— begin Entries shown —

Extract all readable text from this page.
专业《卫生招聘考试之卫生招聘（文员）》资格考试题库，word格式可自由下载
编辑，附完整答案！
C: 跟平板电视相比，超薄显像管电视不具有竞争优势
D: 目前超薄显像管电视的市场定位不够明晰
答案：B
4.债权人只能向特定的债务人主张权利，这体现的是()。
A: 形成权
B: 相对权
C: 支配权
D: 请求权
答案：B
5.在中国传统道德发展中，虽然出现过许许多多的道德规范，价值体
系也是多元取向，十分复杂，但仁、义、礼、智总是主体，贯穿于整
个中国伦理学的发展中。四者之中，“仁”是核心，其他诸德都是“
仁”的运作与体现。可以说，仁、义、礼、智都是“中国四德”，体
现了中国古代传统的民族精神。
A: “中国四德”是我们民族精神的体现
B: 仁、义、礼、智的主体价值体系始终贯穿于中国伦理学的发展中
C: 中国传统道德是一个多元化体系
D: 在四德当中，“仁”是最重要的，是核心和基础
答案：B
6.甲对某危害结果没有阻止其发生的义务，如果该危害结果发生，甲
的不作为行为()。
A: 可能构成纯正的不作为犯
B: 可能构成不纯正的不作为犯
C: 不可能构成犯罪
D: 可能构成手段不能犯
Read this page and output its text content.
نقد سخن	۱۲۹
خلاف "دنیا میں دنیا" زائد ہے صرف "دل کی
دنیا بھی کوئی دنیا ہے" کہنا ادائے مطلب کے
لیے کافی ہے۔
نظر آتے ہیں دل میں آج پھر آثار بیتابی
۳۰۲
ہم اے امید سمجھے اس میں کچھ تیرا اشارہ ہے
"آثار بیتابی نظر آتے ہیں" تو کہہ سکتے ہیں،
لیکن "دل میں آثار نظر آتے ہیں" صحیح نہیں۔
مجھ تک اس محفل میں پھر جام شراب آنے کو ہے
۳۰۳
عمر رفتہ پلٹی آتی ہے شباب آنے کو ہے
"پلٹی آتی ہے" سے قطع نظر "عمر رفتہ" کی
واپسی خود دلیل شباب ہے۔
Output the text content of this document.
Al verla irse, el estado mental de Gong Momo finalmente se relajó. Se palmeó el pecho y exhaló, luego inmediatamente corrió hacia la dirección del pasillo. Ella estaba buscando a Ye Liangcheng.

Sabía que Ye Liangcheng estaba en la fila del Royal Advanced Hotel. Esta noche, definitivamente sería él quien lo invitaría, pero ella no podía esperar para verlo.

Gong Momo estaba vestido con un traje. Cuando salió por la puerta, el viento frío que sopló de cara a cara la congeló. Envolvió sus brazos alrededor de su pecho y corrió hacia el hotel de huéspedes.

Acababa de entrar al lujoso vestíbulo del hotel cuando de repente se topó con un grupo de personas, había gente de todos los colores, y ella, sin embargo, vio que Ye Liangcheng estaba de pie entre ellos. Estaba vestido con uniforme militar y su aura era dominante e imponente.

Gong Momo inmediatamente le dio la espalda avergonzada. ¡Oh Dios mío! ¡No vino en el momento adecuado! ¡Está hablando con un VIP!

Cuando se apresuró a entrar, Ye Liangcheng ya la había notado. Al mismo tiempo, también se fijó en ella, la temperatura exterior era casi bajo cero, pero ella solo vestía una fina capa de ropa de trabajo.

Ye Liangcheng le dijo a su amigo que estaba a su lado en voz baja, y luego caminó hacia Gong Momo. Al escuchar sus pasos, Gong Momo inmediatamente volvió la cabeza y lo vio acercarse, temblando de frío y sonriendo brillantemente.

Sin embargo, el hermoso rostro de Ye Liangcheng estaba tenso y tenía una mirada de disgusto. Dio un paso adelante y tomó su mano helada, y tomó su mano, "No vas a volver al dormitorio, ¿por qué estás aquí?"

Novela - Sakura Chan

— end Entries shown —

Aim of the exercise
Say, as a bare number, how many lines in the entries above include the string "text".

Solution for this task
3